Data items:
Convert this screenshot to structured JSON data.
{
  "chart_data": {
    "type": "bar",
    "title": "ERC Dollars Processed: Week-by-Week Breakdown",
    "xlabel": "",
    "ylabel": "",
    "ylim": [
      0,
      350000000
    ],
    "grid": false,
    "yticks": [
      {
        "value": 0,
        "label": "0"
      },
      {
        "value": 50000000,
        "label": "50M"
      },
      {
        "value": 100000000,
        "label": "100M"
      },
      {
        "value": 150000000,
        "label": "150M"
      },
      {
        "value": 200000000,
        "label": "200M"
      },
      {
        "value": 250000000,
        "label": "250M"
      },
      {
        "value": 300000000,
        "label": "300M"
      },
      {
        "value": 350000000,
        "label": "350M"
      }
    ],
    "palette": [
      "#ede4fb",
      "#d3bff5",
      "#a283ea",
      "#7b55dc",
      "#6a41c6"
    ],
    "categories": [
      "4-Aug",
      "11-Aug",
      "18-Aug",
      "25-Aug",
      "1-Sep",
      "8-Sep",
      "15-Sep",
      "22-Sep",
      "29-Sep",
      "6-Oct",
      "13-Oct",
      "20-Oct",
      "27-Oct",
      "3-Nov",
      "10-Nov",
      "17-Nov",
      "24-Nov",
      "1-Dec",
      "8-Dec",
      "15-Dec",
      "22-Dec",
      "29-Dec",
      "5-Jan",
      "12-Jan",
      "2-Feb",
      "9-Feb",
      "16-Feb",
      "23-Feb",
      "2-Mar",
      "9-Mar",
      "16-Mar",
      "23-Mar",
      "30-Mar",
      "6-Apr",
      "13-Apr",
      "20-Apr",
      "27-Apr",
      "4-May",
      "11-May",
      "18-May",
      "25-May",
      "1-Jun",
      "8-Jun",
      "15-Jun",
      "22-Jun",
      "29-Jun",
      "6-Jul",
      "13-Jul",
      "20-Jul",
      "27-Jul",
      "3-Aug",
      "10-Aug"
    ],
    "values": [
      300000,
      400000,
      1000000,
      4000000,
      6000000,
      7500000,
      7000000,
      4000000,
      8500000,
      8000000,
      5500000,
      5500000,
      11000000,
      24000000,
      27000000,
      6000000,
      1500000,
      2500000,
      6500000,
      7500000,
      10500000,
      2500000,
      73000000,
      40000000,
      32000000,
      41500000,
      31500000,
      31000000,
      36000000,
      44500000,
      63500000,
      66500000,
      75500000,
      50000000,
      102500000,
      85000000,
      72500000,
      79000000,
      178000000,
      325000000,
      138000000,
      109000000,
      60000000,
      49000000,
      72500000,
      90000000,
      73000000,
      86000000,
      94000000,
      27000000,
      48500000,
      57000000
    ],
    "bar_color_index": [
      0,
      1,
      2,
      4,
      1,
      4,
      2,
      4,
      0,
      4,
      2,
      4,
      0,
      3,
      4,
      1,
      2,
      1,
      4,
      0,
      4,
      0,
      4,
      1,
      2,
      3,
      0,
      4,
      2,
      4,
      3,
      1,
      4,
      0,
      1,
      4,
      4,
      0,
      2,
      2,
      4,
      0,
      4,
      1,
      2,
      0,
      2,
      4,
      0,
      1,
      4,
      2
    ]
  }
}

* Problem details
Please reproduce each record precisely as written.

* Full solution
Convert this screenshot to structured JSON data.
{
  "chart_data": {
    "type": "bar",
    "title": "ERC Dollars Processed: Week-by-Week Breakdown",
    "xlabel": "",
    "ylabel": "",
    "ylim": [
      0,
      350000000
    ],
    "grid": false,
    "yticks": [
      {
        "value": 0,
        "label": "0"
      },
      {
        "value": 50000000,
        "label": "50M"
      },
      {
        "value": 100000000,
        "label": "100M"
      },
      {
        "value": 150000000,
        "label": "150M"
      },
      {
        "value": 200000000,
        "label": "200M"
      },
      {
        "value": 250000000,
        "label": "250M"
      },
      {
        "value": 300000000,
        "label": "300M"
      },
      {
        "value": 350000000,
        "label": "350M"
      }
    ],
    "palette": [
      "#ede4fb",
      "#d3bff5",
      "#a283ea",
      "#7b55dc",
      "#6a41c6"
    ],
    "categories": [
      "4-Aug",
      "11-Aug",
      "18-Aug",
      "25-Aug",
      "1-Sep",
      "8-Sep",
      "15-Sep",
      "22-Sep",
      "29-Sep",
      "6-Oct",
      "13-Oct",
      "20-Oct",
      "27-Oct",
      "3-Nov",
      "10-Nov",
      "17-Nov",
      "24-Nov",
      "1-Dec",
      "8-Dec",
      "15-Dec",
      "22-Dec",
      "29-Dec",
      "5-Jan",
      "12-Jan",
      "2-Feb",
      "9-Feb",
      "16-Feb",
      "23-Feb",
      "2-Mar",
      "9-Mar",
      "16-Mar",
      "23-Mar",
      "30-Mar",
      "6-Apr",
      "13-Apr",
      "20-Apr",
      "27-Apr",
      "4-May",
      "11-May",
      "18-May",
      "25-May",
      "1-Jun",
      "8-Jun",
      "15-Jun",
      "22-Jun",
      "29-Jun",
      "6-Jul",
      "13-Jul",
      "20-Jul",
      "27-Jul",
      "3-Aug",
      "10-Aug"
    ],
    "values": [
      300000,
      400000,
      1000000,
      4000000,
      6000000,
      7500000,
      7000000,
      4000000,
      8500000,
      8000000,
      5500000,
      5500000,
      11000000,
      24000000,
      27000000,
      6000000,
      1500000,
      2500000,
      6500000,
      7500000,
      10500000,
      2500000,
      73000000,
      40000000,
      32000000,
      41500000,
      31500000,
      31000000,
      36000000,
      44500000,
      63500000,
      66500000,
      75500000,
      50000000,
      102500000,
      85000000,
      72500000,
      79000000,
      178000000,
      325000000,
      138000000,
      109000000,
      60000000,
      49000000,
      72500000,
      90000000,
      73000000,
      86000000,
      94000000,
      27000000,
      48500000,
      57000000
    ],
    "bar_color_index": [
      0,
      1,
      2,
      4,
      1,
      4,
      2,
      4,
      0,
      4,
      2,
      4,
      0,
      3,
      4,
      1,
      2,
      1,
      4,
      0,
      4,
      0,
      4,
      1,
      2,
      3,
      0,
      4,
      2,
      4,
      3,
      1,
      4,
      0,
      1,
      4,
      4,
      0,
      2,
      2,
      4,
      0,
      4,
      1,
      2,
      0,
      2,
      4,
      0,
      1,
      4,
      2
    ]
  }
}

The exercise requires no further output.